Material supplied:
##############################

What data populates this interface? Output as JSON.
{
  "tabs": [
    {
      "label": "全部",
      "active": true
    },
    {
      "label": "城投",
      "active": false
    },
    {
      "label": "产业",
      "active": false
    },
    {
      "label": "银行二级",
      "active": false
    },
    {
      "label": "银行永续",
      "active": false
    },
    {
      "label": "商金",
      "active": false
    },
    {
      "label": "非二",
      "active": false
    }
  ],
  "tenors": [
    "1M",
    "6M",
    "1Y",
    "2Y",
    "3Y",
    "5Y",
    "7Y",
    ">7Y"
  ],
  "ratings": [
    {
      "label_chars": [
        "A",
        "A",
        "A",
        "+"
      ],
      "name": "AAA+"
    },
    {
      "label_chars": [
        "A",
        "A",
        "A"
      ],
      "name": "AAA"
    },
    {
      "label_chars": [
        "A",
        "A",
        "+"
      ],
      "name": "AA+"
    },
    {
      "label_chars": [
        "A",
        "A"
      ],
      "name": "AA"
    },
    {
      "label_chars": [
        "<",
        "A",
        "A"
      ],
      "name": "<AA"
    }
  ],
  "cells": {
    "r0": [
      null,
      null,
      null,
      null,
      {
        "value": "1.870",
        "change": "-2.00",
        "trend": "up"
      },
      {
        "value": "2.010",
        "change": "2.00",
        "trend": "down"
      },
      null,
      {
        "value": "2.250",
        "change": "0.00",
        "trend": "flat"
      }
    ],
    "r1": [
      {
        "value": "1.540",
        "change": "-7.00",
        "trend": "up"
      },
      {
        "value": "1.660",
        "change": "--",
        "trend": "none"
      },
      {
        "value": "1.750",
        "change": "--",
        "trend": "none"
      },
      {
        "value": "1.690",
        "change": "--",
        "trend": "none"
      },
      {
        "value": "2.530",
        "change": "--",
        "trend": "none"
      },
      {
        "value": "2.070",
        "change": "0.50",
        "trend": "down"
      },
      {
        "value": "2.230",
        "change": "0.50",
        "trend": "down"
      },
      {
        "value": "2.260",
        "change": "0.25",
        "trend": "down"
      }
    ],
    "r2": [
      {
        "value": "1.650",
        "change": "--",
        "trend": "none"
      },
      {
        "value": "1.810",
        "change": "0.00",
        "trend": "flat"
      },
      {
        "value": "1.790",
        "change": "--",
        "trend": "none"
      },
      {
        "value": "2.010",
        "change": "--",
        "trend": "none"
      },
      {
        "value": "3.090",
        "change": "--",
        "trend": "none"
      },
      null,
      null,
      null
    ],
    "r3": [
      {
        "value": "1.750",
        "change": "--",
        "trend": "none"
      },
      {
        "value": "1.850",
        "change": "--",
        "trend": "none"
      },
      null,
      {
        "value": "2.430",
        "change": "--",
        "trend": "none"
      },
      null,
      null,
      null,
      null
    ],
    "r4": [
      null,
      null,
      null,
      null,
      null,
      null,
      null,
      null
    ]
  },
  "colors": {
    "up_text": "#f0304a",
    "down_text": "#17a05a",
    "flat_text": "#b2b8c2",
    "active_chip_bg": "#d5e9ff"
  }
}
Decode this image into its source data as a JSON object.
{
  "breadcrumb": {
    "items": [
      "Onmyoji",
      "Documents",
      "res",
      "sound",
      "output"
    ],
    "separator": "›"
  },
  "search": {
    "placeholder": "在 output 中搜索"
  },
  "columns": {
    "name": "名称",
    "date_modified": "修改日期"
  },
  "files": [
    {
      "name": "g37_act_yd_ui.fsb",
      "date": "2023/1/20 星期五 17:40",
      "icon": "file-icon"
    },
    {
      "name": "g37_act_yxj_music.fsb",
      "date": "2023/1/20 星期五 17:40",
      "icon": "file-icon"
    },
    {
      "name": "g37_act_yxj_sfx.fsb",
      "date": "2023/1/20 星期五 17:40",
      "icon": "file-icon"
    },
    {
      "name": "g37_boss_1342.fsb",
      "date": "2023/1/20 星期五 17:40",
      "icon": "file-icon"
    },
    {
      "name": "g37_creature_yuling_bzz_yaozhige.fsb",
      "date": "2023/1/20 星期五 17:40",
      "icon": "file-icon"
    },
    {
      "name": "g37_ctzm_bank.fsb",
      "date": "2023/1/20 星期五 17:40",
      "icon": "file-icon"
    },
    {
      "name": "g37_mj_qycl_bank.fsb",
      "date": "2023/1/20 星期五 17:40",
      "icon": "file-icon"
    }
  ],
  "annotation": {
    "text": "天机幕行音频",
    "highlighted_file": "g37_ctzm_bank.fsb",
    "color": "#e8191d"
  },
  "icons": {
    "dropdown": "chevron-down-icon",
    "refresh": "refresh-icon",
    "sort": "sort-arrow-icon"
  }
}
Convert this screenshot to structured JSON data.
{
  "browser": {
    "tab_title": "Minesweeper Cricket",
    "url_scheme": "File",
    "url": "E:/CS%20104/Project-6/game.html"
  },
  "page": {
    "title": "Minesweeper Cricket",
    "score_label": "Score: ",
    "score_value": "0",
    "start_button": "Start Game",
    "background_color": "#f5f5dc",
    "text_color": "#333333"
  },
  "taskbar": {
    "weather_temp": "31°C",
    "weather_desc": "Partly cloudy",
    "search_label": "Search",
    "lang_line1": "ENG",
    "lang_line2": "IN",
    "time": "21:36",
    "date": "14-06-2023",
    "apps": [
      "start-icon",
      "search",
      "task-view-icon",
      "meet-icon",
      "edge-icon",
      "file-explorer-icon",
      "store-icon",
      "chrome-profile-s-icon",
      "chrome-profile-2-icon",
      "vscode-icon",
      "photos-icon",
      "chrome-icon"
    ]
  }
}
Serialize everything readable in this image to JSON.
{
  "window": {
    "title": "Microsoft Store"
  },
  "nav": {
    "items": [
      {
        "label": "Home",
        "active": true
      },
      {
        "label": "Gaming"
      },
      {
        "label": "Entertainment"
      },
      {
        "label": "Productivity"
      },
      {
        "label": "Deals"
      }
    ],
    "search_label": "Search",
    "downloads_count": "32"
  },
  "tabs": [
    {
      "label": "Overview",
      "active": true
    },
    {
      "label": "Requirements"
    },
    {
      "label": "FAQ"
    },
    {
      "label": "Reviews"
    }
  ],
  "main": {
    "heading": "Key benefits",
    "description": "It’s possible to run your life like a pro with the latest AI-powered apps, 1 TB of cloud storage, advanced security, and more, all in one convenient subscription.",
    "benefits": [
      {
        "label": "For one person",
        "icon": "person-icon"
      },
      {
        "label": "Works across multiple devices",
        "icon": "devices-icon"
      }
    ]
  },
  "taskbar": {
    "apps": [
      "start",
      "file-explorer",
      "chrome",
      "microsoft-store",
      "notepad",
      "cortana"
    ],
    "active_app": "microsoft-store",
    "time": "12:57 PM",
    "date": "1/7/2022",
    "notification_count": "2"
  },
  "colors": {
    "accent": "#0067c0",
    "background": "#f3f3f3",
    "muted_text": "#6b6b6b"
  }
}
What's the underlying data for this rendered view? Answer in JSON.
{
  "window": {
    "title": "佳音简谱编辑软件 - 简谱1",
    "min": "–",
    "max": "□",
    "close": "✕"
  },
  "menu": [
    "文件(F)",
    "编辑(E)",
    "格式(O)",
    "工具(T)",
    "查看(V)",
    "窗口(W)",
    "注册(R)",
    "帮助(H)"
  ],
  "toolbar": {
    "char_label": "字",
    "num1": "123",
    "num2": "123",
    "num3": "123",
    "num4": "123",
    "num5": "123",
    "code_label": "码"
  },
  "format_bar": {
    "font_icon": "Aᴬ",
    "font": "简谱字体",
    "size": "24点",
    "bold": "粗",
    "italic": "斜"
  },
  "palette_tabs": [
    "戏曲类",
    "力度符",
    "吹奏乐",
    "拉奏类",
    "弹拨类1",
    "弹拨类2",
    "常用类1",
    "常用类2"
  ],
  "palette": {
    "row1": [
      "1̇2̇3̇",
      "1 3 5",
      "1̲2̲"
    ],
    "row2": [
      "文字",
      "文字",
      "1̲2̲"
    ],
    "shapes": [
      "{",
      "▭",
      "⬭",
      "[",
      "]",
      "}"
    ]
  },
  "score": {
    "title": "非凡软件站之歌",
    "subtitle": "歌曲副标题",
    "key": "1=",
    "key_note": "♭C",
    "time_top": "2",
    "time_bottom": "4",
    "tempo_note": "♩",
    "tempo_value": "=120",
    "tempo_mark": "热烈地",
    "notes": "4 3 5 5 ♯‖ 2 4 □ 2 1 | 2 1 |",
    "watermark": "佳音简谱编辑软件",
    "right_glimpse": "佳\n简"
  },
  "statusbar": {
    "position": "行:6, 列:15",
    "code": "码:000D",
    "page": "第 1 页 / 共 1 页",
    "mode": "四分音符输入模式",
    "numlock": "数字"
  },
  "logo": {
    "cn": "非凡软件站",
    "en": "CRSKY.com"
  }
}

##############################

Challenge:
Pick out and copy every line that contains the word "Minesweeper".

Response:
    "tab_title": "Minesweeper Cricket",
    "title": "Minesweeper Cricket",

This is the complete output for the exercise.